[Collected data entries]
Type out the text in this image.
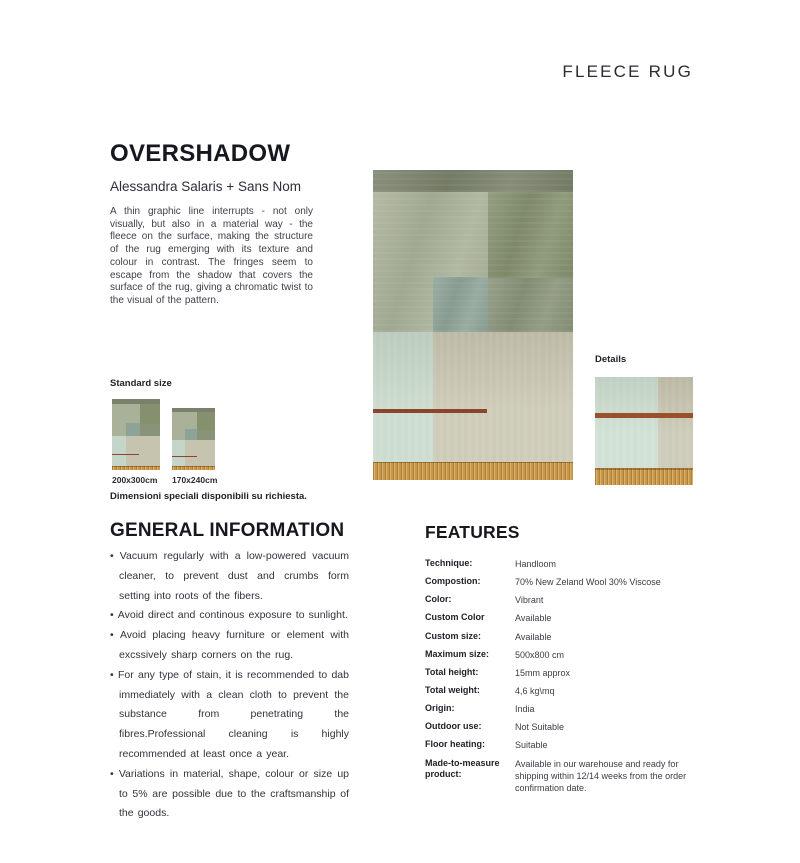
FLEECE RUG
OVERSHADOW
Alessandra Salaris + Sans Nom
A thin graphic line interrupts - not only visually, but also in a material way - the fleece on the surface, making the structure of the rug emerging with its texture and colour in contrast. The fringes seem to escape from the shadow that covers the surface of the rug, giving a chromatic twist to the visual of the pattern.
Details
Standard size
200x300cm 170x240cm
Dimensioni speciali disponibili su richiesta.
GENERAL INFORMATION
• Vacuum regularly with a low-powered vacuum cleaner, to prevent dust and crumbs form setting into roots of the fibers.
• Avoid direct and continous exposure to sunlight.
• Avoid placing heavy furniture or element with excssively sharp corners on the rug.
• For any type of stain, it is recommended to dab immediately with a clean cloth to prevent the substance from penetrating the fibres.Professional cleaning is highly recommended at least once a year.
• Variations in material, shape, colour or size up to 5% are possible due to the craftsmanship of the goods.
FEATURES
Technique:	Handloom
Compostion:	70% New Zeland Wool 30% Viscose
Color:	Vibrant
Custom Color	Available
Custom size:	Available
Maximum size:	500x800 cm
Total height:	15mm approx
Total weight:	4,6 kg\mq
Origin:	India
Outdoor use:	Not Suitable
Floor heating:	Suitable
Made-to-measure product:
Available in our warehouse and ready for shipping within 12/14 weeks from the order confirmation date.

**THE REQUEST**
Omit the pictures, then output the rest of the listing exactly.

**COMPLETE OUTPUT**
Type out the text in this image.
FLEECE RUG
OVERSHADOW
Alessandra Salaris + Sans Nom
A thin graphic line interrupts - not only visually, but also in a material way - the fleece on the surface, making the structure of the rug emerging with its texture and colour in contrast. The fringes seem to escape from the shadow that covers the surface of the rug, giving a chromatic twist to the visual of the pattern.
Details
Standard size
200x300cm 170x240cm
Dimensioni speciali disponibili su richiesta.
GENERAL INFORMATION
• Vacuum regularly with a low-powered vacuum cleaner, to prevent dust and crumbs form setting into roots of the fibers.
• Avoid direct and continous exposure to sunlight.
• Avoid placing heavy furniture or element with excssively sharp corners on the rug.
• For any type of stain, it is recommended to dab immediately with a clean cloth to prevent the substance from penetrating the fibres.Professional cleaning is highly recommended at least once a year.
• Variations in material, shape, colour or size up to 5% are possible due to the craftsmanship of the goods.
FEATURES
Technique:	Handloom
Compostion:	70% New Zeland Wool 30% Viscose
Color:	Vibrant
Custom Color	Available
Custom size:	Available
Maximum size:	500x800 cm
Total height:	15mm approx
Total weight:	4,6 kg\mq
Origin:	India
Outdoor use:	Not Suitable
Floor heating:	Suitable
Made-to-measure product:
Available in our warehouse and ready for shipping within 12/14 weeks from the order confirmation date.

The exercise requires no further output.